> **TASK INPUTS**
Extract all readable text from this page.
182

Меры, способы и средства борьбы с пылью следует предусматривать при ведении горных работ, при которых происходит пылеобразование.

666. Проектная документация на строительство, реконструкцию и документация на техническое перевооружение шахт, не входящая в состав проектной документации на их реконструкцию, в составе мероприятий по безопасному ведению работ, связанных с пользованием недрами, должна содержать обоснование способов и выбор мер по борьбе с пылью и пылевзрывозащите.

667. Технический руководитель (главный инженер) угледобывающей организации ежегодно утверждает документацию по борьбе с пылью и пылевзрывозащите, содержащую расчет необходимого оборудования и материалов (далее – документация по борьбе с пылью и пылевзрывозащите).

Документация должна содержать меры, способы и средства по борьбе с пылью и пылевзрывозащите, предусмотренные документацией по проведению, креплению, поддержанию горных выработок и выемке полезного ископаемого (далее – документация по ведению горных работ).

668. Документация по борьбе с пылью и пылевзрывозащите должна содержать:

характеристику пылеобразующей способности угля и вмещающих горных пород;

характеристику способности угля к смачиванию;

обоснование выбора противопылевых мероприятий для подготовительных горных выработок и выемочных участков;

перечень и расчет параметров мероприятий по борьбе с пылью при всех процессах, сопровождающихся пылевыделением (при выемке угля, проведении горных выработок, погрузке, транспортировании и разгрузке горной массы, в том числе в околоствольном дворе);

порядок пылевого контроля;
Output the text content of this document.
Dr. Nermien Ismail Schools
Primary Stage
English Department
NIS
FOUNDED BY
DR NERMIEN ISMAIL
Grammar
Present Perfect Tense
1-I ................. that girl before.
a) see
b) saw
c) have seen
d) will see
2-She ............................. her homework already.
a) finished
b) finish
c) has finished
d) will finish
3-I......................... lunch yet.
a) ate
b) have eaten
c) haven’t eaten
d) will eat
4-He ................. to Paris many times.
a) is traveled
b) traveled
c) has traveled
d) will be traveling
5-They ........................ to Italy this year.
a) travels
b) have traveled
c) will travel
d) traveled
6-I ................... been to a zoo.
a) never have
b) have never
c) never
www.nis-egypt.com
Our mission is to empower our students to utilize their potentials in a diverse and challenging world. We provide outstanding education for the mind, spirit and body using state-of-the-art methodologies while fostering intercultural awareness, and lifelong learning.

> **THE PROBLEM**
Reproduce all of the records exactly.

> **WORKED SOLUTION**
Extract all readable text from this page.
182

Меры, способы и средства борьбы с пылью следует предусматривать при ведении горных работ, при которых происходит пылеобразование.

666. Проектная документация на строительство, реконструкцию и документация на техническое перевооружение шахт, не входящая в состав проектной документации на их реконструкцию, в составе мероприятий по безопасному ведению работ, связанных с пользованием недрами, должна содержать обоснование способов и выбор мер по борьбе с пылью и пылевзрывозащите.

667. Технический руководитель (главный инженер) угледобывающей организации ежегодно утверждает документацию по борьбе с пылью и пылевзрывозащите, содержащую расчет необходимого оборудования и материалов (далее – документация по борьбе с пылью и пылевзрывозащите).

Документация должна содержать меры, способы и средства по борьбе с пылью и пылевзрывозащите, предусмотренные документацией по проведению, креплению, поддержанию горных выработок и выемке полезного ископаемого (далее – документация по ведению горных работ).

668. Документация по борьбе с пылью и пылевзрывозащите должна содержать:

характеристику пылеобразующей способности угля и вмещающих горных пород;

характеристику способности угля к смачиванию;

обоснование выбора противопылевых мероприятий для подготовительных горных выработок и выемочных участков;

перечень и расчет параметров мероприятий по борьбе с пылью при всех процессах, сопровождающихся пылевыделением (при выемке угля, проведении горных выработок, погрузке, транспортировании и разгрузке горной массы, в том числе в околоствольном дворе);

порядок пылевого контроля;
Output the text content of this document.
Dr. Nermien Ismail Schools
Primary Stage
English Department
NIS
FOUNDED BY
DR NERMIEN ISMAIL
Grammar
Present Perfect Tense
1-I ................. that girl before.
a) see
b) saw
c) have seen
d) will see
2-She ............................. her homework already.
a) finished
b) finish
c) has finished
d) will finish
3-I......................... lunch yet.
a) ate
b) have eaten
c) haven’t eaten
d) will eat
4-He ................. to Paris many times.
a) is traveled
b) traveled
c) has traveled
d) will be traveling
5-They ........................ to Italy this year.
a) travels
b) have traveled
c) will travel
d) traveled
6-I ................... been to a zoo.
a) never have
b) have never
c) never
www.nis-egypt.com
Our mission is to empower our students to utilize their potentials in a diverse and challenging world. We provide outstanding education for the mind, spirit and body using state-of-the-art methodologies while fostering intercultural awareness, and lifelong learning.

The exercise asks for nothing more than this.